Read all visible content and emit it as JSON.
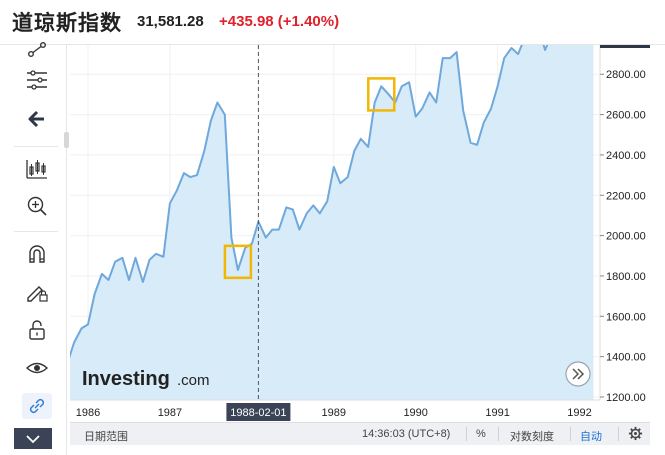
{
  "header": {
    "title": "道琼斯指数",
    "price": "31,581.28",
    "change": "+435.98 (+1.40%)"
  },
  "colors": {
    "line": "#6fa8dc",
    "fill": "#d7ebf8",
    "negative": "#e0202a",
    "highlight": "#f2b705"
  },
  "toolbar": {
    "items": [
      "trend-line-icon",
      "fib-retracement-icon",
      "back-arrow-icon",
      "indicators-icon",
      "zoom-in-icon",
      "magnet-icon",
      "lock-pencil-icon",
      "lock-icon",
      "eye-icon",
      "link-icon"
    ]
  },
  "watermark": {
    "brand": "Investing",
    "suffix": ".com"
  },
  "chart_data": {
    "type": "area",
    "x_ticks": [
      "1986",
      "1987",
      "1988-02-01",
      "1989",
      "1990",
      "1991",
      "1992"
    ],
    "y_ticks": [
      "1200.00",
      "1400.00",
      "1600.00",
      "1800.00",
      "2000.00",
      "2200.00",
      "2400.00",
      "2600.00",
      "2800.00"
    ],
    "crosshair_label": "1988-02-01",
    "ylim": [
      1200,
      2950
    ],
    "x": [
      1985.75,
      1985.83,
      1985.92,
      1986.0,
      1986.08,
      1986.17,
      1986.25,
      1986.33,
      1986.42,
      1986.5,
      1986.58,
      1986.67,
      1986.75,
      1986.83,
      1986.92,
      1987.0,
      1987.08,
      1987.17,
      1987.25,
      1987.33,
      1987.42,
      1987.5,
      1987.58,
      1987.67,
      1987.75,
      1987.83,
      1987.92,
      1988.0,
      1988.08,
      1988.17,
      1988.25,
      1988.33,
      1988.42,
      1988.5,
      1988.58,
      1988.67,
      1988.75,
      1988.83,
      1988.92,
      1989.0,
      1989.08,
      1989.17,
      1989.25,
      1989.33,
      1989.42,
      1989.5,
      1989.58,
      1989.67,
      1989.75,
      1989.83,
      1989.92,
      1990.0,
      1990.08,
      1990.17,
      1990.25,
      1990.33,
      1990.42,
      1990.5,
      1990.58,
      1990.67,
      1990.75,
      1990.83,
      1990.92,
      1991.0,
      1991.08,
      1991.17,
      1991.25,
      1991.33,
      1991.42,
      1991.5,
      1991.58,
      1991.67,
      1991.75,
      1991.83,
      1991.92,
      1992.0,
      1992.08,
      1992.17
    ],
    "values": [
      1370,
      1470,
      1540,
      1560,
      1710,
      1810,
      1780,
      1870,
      1890,
      1780,
      1890,
      1770,
      1880,
      1910,
      1895,
      2160,
      2220,
      2310,
      2290,
      2300,
      2420,
      2570,
      2660,
      2600,
      1990,
      1830,
      1940,
      1960,
      2070,
      1990,
      2030,
      2030,
      2140,
      2130,
      2030,
      2110,
      2150,
      2110,
      2170,
      2340,
      2260,
      2290,
      2420,
      2480,
      2440,
      2660,
      2740,
      2700,
      2660,
      2740,
      2760,
      2590,
      2630,
      2710,
      2660,
      2880,
      2880,
      2910,
      2620,
      2460,
      2450,
      2560,
      2630,
      2740,
      2880,
      2930,
      2900,
      2980,
      2960,
      3030,
      2920,
      3010,
      3070,
      3080,
      2990,
      3170,
      3040,
      3060
    ],
    "y_scale": "linear",
    "grid": true,
    "annotations": [
      {
        "type": "box",
        "x": 1987.83,
        "y": 1870
      },
      {
        "type": "box",
        "x": 1989.58,
        "y": 2700
      }
    ]
  },
  "bottom_bar": {
    "range_label": "日期范围",
    "time": "14:36:03 (UTC+8)",
    "percent": "%",
    "log": "对数刻度",
    "auto": "自动"
  }
}
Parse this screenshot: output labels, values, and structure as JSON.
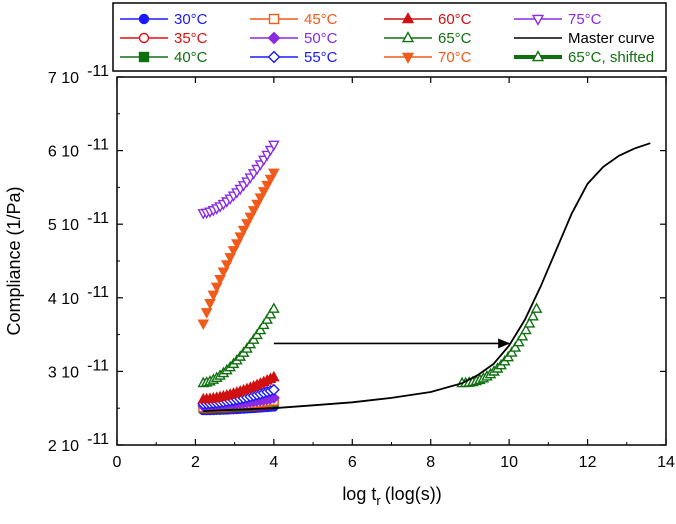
{
  "chart_data": {
    "type": "scatter",
    "title": "",
    "xlabel": "log t",
    "xlabel_sub": "r",
    "xlabel_unit": "(log(s))",
    "ylabel": "Compliance (1/Pa)",
    "xlim": [
      0,
      14
    ],
    "ylim": [
      2e-11,
      7e-11
    ],
    "x_ticks": [
      0,
      2,
      4,
      6,
      8,
      10,
      12,
      14
    ],
    "y_ticks": [
      {
        "value": 2e-11,
        "mant": "2",
        "exp": "-11"
      },
      {
        "value": 3e-11,
        "mant": "3",
        "exp": "-11"
      },
      {
        "value": 4e-11,
        "mant": "4",
        "exp": "-11"
      },
      {
        "value": 5e-11,
        "mant": "5",
        "exp": "-11"
      },
      {
        "value": 6e-11,
        "mant": "6",
        "exp": "-11"
      },
      {
        "value": 7e-11,
        "mant": "7",
        "exp": "-11"
      }
    ],
    "tick_base": "10",
    "grid": false,
    "legend_position": "top",
    "legend_columns": [
      [
        "30°C",
        "35°C",
        "40°C"
      ],
      [
        "45°C",
        "50°C",
        "55°C"
      ],
      [
        "60°C",
        "65°C",
        "70°C"
      ],
      [
        "75°C",
        "Master curve",
        "65°C, shifted"
      ]
    ],
    "series": [
      {
        "name": "30°C",
        "color": "#1a1aff",
        "marker": "circle",
        "filled": true,
        "x_range": [
          2.2,
          4.0
        ],
        "y_start": 2.47e-11,
        "y_end": 2.52e-11
      },
      {
        "name": "35°C",
        "color": "#e01010",
        "marker": "circle",
        "filled": false,
        "x_range": [
          2.2,
          4.0
        ],
        "y_start": 2.49e-11,
        "y_end": 2.55e-11
      },
      {
        "name": "40°C",
        "color": "#107010",
        "marker": "square",
        "filled": true,
        "x_range": [
          2.2,
          4.0
        ],
        "y_start": 2.5e-11,
        "y_end": 2.57e-11
      },
      {
        "name": "45°C",
        "color": "#f05a1a",
        "marker": "square",
        "filled": false,
        "x_range": [
          2.2,
          4.0
        ],
        "y_start": 2.51e-11,
        "y_end": 2.6e-11
      },
      {
        "name": "50°C",
        "color": "#8a2be2",
        "marker": "diamond",
        "filled": true,
        "x_range": [
          2.2,
          4.0
        ],
        "y_start": 2.53e-11,
        "y_end": 2.64e-11
      },
      {
        "name": "55°C",
        "color": "#1a1aff",
        "marker": "diamond",
        "filled": false,
        "x_range": [
          2.2,
          4.0
        ],
        "y_start": 2.56e-11,
        "y_end": 2.75e-11
      },
      {
        "name": "60°C",
        "color": "#d01010",
        "marker": "triangle-up",
        "filled": true,
        "x_range": [
          2.2,
          4.0
        ],
        "y_start": 2.62e-11,
        "y_end": 2.92e-11
      },
      {
        "name": "65°C",
        "color": "#107010",
        "marker": "triangle-up",
        "filled": false,
        "x_range": [
          2.2,
          4.0
        ],
        "y_start": 2.84e-11,
        "y_end": 3.85e-11
      },
      {
        "name": "70°C",
        "color": "#f05a1a",
        "marker": "triangle-down",
        "filled": true,
        "x_range": [
          2.2,
          4.0
        ],
        "y_start": 3.65e-11,
        "y_end": 5.7e-11
      },
      {
        "name": "75°C",
        "color": "#8a2be2",
        "marker": "triangle-down",
        "filled": false,
        "x_range": [
          2.2,
          4.0
        ],
        "y_start": 5.15e-11,
        "y_end": 6.08e-11
      },
      {
        "name": "65°C, shifted",
        "color": "#107010",
        "marker": "triangle-up",
        "filled": false,
        "x_range": [
          8.8,
          10.7
        ],
        "y_start": 2.84e-11,
        "y_end": 3.85e-11
      }
    ],
    "master_curve": {
      "name": "Master curve",
      "color": "#000000",
      "x": [
        2.2,
        3,
        4,
        5,
        6,
        7,
        8,
        8.8,
        9.2,
        9.6,
        10.0,
        10.4,
        10.8,
        11.2,
        11.6,
        12.0,
        12.4,
        12.8,
        13.2,
        13.6
      ],
      "y": [
        2.46e-11,
        2.48e-11,
        2.5e-11,
        2.54e-11,
        2.58e-11,
        2.64e-11,
        2.72e-11,
        2.84e-11,
        2.95e-11,
        3.1e-11,
        3.35e-11,
        3.7e-11,
        4.15e-11,
        4.65e-11,
        5.15e-11,
        5.55e-11,
        5.78e-11,
        5.93e-11,
        6.03e-11,
        6.1e-11
      ]
    },
    "annotation": {
      "type": "arrow",
      "from": [
        4.0,
        3.38e-11
      ],
      "to": [
        10.0,
        3.38e-11
      ]
    }
  }
}
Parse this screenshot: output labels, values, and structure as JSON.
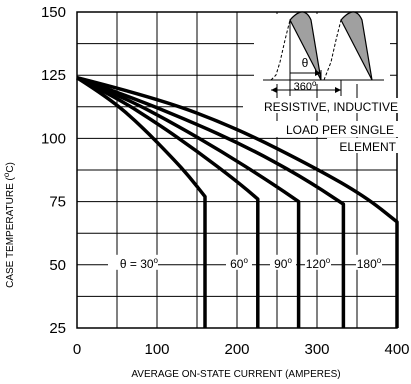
{
  "chart_data": {
    "type": "line",
    "xlabel": "AVERAGE ON-STATE  CURRENT (AMPERES)",
    "ylabel_main": "CASE TEMPERATURE (",
    "ylabel_unit": "C)",
    "xlim": [
      0,
      400
    ],
    "ylim": [
      25,
      150
    ],
    "xticks": [
      0,
      100,
      200,
      300,
      400
    ],
    "yticks": [
      25,
      50,
      75,
      100,
      125,
      150
    ],
    "grid": true,
    "series": [
      {
        "label": "θ = 30",
        "points": [
          [
            0,
            124
          ],
          [
            40,
            116
          ],
          [
            80,
            105
          ],
          [
            120,
            92
          ],
          [
            140,
            85
          ],
          [
            160,
            77
          ],
          [
            160,
            25
          ]
        ]
      },
      {
        "label": "60",
        "points": [
          [
            0,
            124
          ],
          [
            50,
            116
          ],
          [
            100,
            106
          ],
          [
            150,
            95
          ],
          [
            200,
            83
          ],
          [
            226,
            76
          ],
          [
            226,
            25
          ]
        ]
      },
      {
        "label": "90",
        "points": [
          [
            0,
            124
          ],
          [
            60,
            116
          ],
          [
            120,
            106
          ],
          [
            180,
            95
          ],
          [
            240,
            83
          ],
          [
            277,
            75
          ],
          [
            277,
            25
          ]
        ]
      },
      {
        "label": "120",
        "points": [
          [
            0,
            124
          ],
          [
            70,
            116
          ],
          [
            140,
            107
          ],
          [
            210,
            97
          ],
          [
            280,
            85
          ],
          [
            333,
            74
          ],
          [
            333,
            25
          ]
        ]
      },
      {
        "label": "180",
        "points": [
          [
            0,
            124
          ],
          [
            100,
            116
          ],
          [
            200,
            104
          ],
          [
            300,
            88
          ],
          [
            360,
            77
          ],
          [
            400,
            67
          ],
          [
            400,
            25
          ]
        ]
      }
    ],
    "annotations": {
      "note_line1": "RESISTIVE, INDUCTIVE",
      "note_line2": "LOAD PER SINGLE",
      "note_line3": "ELEMENT",
      "angle_symbol": "θ",
      "period_label": "360",
      "degree_mark": "o"
    }
  }
}
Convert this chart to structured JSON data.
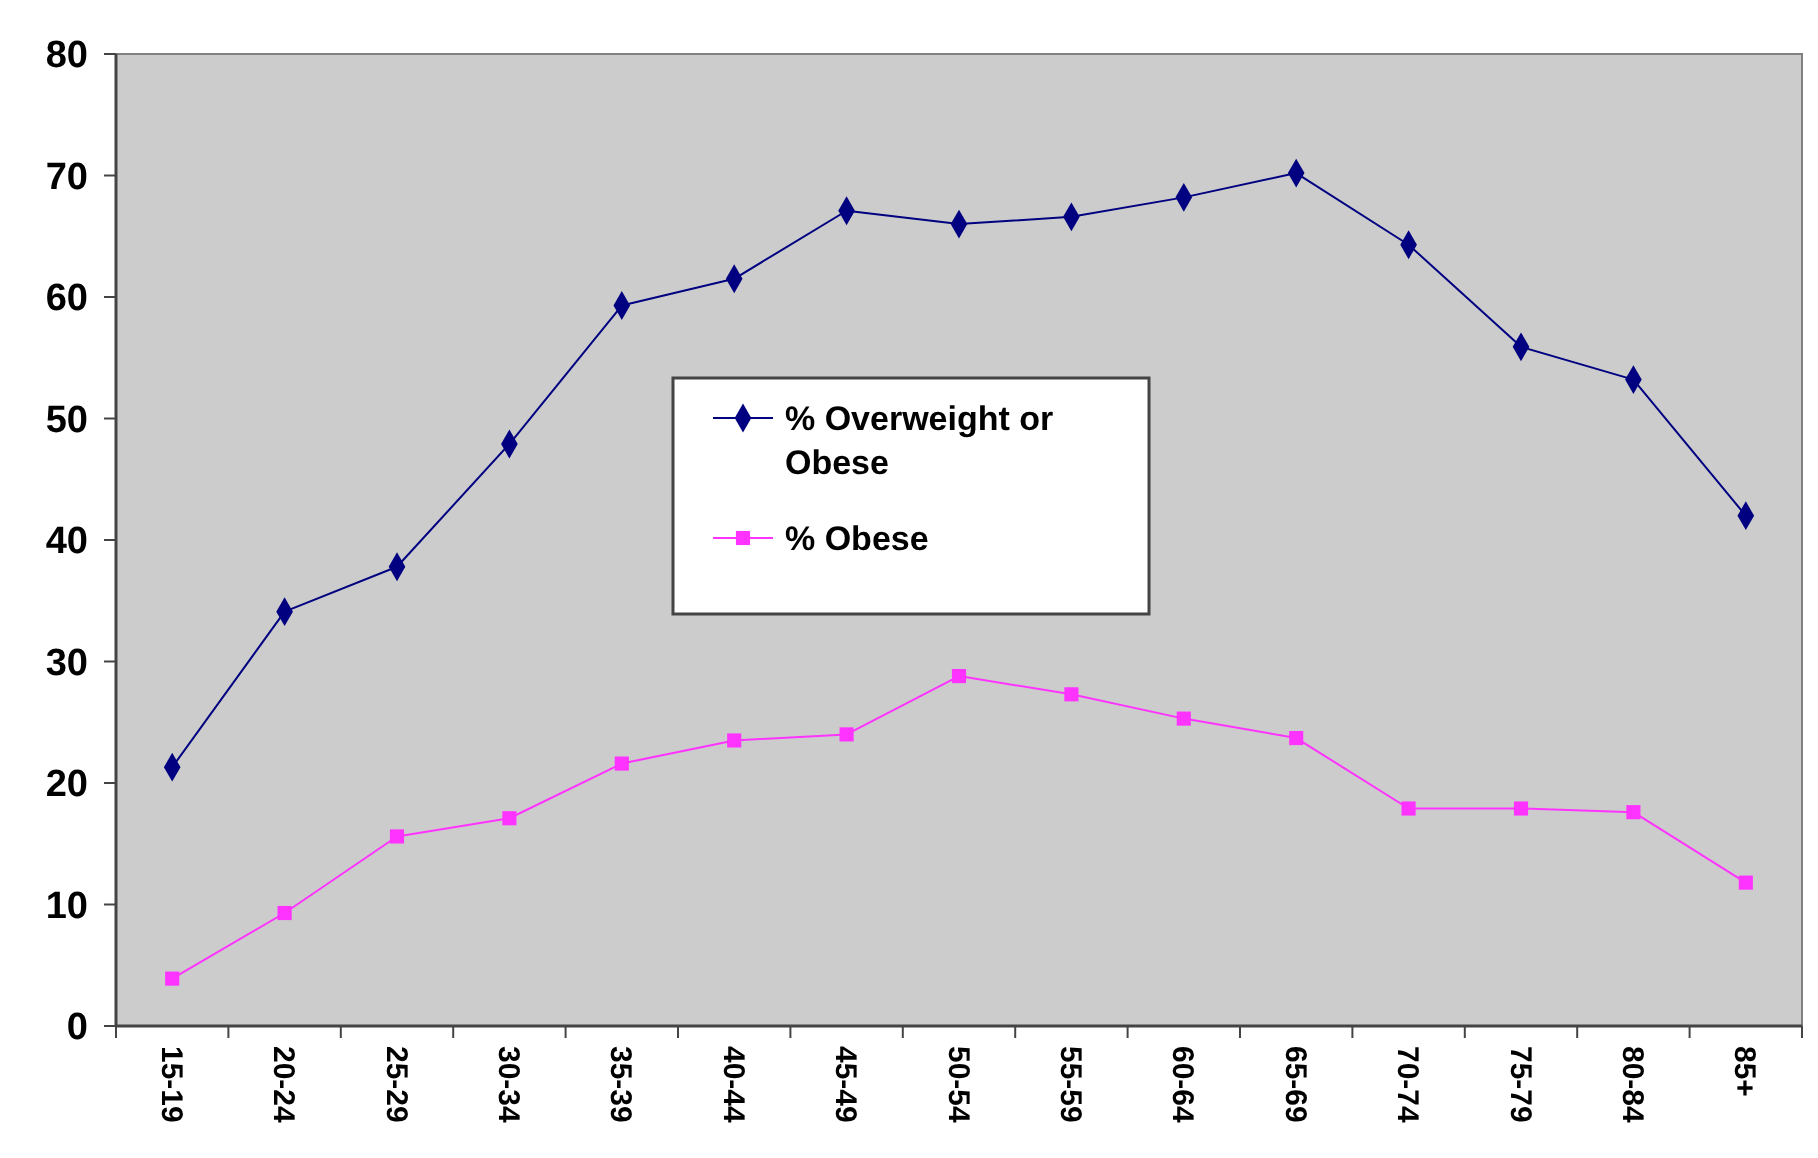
{
  "chart_data": {
    "type": "line",
    "categories": [
      "15-19",
      "20-24",
      "25-29",
      "30-34",
      "35-39",
      "40-44",
      "45-49",
      "50-54",
      "55-59",
      "60-64",
      "65-69",
      "70-74",
      "75-79",
      "80-84",
      "85+"
    ],
    "series": [
      {
        "name": "% Overweight or Obese",
        "color": "#000080",
        "marker": "diamond",
        "values": [
          21.3,
          34.1,
          37.8,
          47.9,
          59.3,
          61.5,
          67.1,
          66.0,
          66.6,
          68.2,
          70.2,
          64.3,
          55.9,
          53.2,
          42.0
        ]
      },
      {
        "name": "% Obese",
        "color": "#ff33ff",
        "marker": "square",
        "values": [
          3.9,
          9.3,
          15.6,
          17.1,
          21.6,
          23.5,
          24.0,
          28.8,
          27.3,
          25.3,
          23.7,
          17.9,
          17.9,
          17.6,
          11.8
        ]
      }
    ],
    "ylim": [
      0,
      80
    ],
    "yticks": [
      0,
      10,
      20,
      30,
      40,
      50,
      60,
      70,
      80
    ],
    "grid": false,
    "legend": "center"
  }
}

What to work on ▸ Quote verbatim every line starting at the line that contains "Convert this chart to structured JSON data." and ending with the last line of the records; omit all pictures.

Task result ▸
Convert this chart to structured JSON data.
{
  "chart_data": {
    "type": "line",
    "categories": [
      "15-19",
      "20-24",
      "25-29",
      "30-34",
      "35-39",
      "40-44",
      "45-49",
      "50-54",
      "55-59",
      "60-64",
      "65-69",
      "70-74",
      "75-79",
      "80-84",
      "85+"
    ],
    "series": [
      {
        "name": "% Overweight or Obese",
        "color": "#000080",
        "marker": "diamond",
        "values": [
          21.3,
          34.1,
          37.8,
          47.9,
          59.3,
          61.5,
          67.1,
          66.0,
          66.6,
          68.2,
          70.2,
          64.3,
          55.9,
          53.2,
          42.0
        ]
      },
      {
        "name": "% Obese",
        "color": "#ff33ff",
        "marker": "square",
        "values": [
          3.9,
          9.3,
          15.6,
          17.1,
          21.6,
          23.5,
          24.0,
          28.8,
          27.3,
          25.3,
          23.7,
          17.9,
          17.9,
          17.6,
          11.8
        ]
      }
    ],
    "ylim": [
      0,
      80
    ],
    "yticks": [
      0,
      10,
      20,
      30,
      40,
      50,
      60,
      70,
      80
    ],
    "grid": false,
    "legend": "center"
  }
}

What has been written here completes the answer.